WHAT TO DO -
Collect all lines from the records below that include the word "using".

____

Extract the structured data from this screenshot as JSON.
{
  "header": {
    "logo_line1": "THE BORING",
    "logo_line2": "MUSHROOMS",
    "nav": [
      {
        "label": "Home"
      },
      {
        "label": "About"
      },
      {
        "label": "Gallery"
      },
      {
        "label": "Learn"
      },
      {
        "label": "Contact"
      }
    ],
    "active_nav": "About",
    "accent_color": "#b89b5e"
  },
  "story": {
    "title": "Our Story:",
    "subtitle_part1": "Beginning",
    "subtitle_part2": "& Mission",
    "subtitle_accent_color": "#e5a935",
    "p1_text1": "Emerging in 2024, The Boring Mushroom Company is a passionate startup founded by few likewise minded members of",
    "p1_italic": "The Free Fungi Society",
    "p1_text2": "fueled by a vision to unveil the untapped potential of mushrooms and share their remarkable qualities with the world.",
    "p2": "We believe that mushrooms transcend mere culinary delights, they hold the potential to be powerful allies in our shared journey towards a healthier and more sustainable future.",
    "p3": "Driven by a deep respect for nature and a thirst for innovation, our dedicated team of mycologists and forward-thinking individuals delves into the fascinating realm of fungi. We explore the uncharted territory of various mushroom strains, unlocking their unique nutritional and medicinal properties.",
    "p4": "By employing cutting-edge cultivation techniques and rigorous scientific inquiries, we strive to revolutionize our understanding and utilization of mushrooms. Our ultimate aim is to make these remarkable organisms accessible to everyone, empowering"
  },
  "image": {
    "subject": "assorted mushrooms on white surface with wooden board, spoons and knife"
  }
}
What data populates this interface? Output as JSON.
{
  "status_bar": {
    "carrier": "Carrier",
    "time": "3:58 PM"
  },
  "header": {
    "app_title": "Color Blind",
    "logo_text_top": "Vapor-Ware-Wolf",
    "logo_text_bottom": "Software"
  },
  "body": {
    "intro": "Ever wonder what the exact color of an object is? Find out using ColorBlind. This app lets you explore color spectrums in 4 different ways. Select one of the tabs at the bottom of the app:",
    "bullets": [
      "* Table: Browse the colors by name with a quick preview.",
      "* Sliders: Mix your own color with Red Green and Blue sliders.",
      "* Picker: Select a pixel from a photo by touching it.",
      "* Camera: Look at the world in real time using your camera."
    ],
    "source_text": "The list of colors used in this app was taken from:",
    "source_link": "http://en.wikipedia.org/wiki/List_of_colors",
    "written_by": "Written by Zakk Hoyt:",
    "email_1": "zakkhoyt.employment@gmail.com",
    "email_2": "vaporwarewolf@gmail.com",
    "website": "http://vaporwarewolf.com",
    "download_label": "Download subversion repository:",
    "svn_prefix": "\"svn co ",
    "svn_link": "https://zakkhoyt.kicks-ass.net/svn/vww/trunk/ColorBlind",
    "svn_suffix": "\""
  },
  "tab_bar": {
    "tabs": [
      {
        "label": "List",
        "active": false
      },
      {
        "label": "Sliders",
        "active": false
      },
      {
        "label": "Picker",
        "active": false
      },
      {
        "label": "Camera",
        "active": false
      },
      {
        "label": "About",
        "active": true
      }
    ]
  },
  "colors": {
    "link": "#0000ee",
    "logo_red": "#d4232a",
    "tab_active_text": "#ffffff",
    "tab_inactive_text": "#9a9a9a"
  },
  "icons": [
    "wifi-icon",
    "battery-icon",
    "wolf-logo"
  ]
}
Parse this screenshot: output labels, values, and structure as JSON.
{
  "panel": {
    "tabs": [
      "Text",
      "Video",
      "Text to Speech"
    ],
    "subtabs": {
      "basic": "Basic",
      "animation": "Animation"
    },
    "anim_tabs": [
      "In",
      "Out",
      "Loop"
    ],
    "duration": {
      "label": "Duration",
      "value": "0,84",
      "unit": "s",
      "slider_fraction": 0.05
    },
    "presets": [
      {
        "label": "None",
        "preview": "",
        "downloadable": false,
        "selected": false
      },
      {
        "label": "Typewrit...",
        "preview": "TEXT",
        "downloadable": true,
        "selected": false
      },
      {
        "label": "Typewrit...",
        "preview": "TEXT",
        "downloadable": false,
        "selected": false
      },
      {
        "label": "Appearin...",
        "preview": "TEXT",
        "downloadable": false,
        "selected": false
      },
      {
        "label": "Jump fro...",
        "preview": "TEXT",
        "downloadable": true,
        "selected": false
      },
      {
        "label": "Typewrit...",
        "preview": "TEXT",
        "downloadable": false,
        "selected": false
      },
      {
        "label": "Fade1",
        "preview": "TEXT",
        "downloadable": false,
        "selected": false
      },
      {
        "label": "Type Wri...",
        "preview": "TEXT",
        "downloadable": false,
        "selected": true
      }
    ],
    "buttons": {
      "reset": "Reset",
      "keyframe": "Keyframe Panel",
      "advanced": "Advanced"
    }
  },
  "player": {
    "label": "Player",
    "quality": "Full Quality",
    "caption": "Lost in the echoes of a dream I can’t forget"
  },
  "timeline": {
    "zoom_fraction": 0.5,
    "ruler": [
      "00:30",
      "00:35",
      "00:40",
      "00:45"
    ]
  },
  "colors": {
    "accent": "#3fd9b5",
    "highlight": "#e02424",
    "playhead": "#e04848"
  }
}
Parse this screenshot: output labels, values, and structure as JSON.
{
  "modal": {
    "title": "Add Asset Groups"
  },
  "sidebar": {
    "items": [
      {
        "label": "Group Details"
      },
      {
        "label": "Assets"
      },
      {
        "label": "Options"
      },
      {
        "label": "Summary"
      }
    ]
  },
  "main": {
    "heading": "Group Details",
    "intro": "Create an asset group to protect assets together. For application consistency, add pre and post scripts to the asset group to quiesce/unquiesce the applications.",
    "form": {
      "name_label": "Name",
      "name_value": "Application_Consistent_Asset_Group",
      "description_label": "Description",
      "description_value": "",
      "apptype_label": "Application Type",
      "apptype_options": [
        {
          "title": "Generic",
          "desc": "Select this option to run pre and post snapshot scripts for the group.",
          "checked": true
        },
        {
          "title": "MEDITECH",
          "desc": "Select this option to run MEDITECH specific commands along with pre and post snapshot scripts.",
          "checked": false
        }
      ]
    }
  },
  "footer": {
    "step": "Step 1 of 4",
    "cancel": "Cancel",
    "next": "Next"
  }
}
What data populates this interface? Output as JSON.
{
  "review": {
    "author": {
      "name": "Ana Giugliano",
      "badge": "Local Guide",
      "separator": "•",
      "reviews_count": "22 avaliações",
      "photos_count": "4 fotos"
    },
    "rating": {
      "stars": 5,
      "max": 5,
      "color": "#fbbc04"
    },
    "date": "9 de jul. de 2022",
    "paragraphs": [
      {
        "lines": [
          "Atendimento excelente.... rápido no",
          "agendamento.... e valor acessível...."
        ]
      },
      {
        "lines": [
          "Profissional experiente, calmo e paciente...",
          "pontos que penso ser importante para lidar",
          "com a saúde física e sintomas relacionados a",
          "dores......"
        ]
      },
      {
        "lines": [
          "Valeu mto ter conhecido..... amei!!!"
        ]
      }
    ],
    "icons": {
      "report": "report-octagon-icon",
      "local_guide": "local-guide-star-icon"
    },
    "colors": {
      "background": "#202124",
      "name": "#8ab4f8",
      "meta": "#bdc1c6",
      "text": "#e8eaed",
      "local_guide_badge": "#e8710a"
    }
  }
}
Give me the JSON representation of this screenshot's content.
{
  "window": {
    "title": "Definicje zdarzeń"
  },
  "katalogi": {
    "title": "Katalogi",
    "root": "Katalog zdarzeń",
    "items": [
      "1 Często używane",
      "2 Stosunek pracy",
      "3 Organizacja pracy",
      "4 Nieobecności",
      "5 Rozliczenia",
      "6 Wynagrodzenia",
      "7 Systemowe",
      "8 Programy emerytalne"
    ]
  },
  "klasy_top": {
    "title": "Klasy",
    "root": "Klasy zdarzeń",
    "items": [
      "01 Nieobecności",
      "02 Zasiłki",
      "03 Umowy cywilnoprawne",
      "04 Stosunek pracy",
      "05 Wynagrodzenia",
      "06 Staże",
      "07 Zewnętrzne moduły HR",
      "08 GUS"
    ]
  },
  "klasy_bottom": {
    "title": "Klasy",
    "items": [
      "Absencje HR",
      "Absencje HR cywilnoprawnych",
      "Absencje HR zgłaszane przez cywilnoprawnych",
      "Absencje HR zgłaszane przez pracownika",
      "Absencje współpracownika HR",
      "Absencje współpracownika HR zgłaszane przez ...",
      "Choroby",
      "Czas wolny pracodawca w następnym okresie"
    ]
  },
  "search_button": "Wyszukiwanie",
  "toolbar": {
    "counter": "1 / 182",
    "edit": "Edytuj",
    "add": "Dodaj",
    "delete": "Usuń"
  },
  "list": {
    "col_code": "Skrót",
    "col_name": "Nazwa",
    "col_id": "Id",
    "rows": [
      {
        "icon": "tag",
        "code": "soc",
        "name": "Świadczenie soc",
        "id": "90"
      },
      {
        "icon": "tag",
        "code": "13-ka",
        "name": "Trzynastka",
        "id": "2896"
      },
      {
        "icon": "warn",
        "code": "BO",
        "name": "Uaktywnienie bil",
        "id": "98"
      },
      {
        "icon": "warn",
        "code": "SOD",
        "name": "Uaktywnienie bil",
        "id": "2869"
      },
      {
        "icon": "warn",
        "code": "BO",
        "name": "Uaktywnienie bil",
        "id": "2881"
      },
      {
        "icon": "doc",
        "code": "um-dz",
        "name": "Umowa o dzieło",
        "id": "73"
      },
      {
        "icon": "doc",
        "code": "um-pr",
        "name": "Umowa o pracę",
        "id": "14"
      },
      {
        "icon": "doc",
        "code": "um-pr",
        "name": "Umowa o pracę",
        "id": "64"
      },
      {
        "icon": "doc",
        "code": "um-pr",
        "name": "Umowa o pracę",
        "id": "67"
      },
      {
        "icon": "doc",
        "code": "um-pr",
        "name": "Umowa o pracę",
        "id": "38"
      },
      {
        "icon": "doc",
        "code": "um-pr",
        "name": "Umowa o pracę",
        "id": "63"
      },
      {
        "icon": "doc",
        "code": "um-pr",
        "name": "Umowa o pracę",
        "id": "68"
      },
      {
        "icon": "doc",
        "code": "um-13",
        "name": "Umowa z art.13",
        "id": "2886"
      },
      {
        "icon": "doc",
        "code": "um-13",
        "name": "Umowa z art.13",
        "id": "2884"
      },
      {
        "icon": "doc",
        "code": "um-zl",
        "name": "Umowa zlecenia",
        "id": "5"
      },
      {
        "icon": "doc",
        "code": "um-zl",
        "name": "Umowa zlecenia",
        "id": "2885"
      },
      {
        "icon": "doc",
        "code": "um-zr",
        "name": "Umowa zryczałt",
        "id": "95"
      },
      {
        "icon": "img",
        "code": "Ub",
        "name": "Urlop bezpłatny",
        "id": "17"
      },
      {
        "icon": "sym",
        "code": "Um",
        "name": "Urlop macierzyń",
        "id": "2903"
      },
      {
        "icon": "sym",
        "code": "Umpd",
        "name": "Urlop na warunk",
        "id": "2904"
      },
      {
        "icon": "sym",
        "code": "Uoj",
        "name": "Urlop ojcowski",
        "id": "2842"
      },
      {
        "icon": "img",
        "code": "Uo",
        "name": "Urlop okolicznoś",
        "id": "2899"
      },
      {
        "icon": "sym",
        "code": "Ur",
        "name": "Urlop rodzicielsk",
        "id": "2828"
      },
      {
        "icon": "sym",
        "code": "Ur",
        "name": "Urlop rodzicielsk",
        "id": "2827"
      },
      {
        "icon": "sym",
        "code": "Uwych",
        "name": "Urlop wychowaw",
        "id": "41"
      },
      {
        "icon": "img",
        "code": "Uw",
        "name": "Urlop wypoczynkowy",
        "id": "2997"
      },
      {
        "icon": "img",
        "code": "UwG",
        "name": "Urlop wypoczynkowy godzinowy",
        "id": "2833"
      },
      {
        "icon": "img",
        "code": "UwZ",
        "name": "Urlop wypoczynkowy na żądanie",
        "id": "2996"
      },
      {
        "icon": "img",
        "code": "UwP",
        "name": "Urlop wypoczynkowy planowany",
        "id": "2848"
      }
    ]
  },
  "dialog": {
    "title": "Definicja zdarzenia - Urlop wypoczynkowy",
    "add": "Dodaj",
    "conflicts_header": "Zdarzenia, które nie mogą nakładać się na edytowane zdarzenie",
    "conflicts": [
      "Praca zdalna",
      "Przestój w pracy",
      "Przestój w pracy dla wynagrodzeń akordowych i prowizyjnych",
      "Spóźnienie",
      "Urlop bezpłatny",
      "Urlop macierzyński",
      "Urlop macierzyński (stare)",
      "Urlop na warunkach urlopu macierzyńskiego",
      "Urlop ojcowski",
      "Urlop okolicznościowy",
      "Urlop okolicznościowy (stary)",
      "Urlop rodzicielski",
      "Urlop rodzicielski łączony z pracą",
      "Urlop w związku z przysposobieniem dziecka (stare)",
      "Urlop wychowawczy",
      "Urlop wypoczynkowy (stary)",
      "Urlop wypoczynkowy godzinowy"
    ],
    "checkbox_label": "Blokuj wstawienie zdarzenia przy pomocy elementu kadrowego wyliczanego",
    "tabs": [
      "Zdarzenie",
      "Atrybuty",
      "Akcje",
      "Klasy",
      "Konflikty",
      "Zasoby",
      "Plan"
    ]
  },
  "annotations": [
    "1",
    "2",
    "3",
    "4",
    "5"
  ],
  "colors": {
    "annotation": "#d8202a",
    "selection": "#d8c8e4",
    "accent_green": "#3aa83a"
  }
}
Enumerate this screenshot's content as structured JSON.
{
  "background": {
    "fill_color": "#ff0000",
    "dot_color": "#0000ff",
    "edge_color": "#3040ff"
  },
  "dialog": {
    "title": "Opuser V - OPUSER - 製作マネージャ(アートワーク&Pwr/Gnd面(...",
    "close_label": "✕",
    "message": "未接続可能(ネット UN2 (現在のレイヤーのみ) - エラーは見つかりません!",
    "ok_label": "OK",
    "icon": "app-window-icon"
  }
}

____

TASK RESULT -
    "intro": "Ever wonder what the exact color of an object is? Find out using ColorBlind. This app lets you explore color spectrums in 4 different ways. Select one of the tabs at the bottom of the app:",
      "* Camera: Look at the world in real time using your camera."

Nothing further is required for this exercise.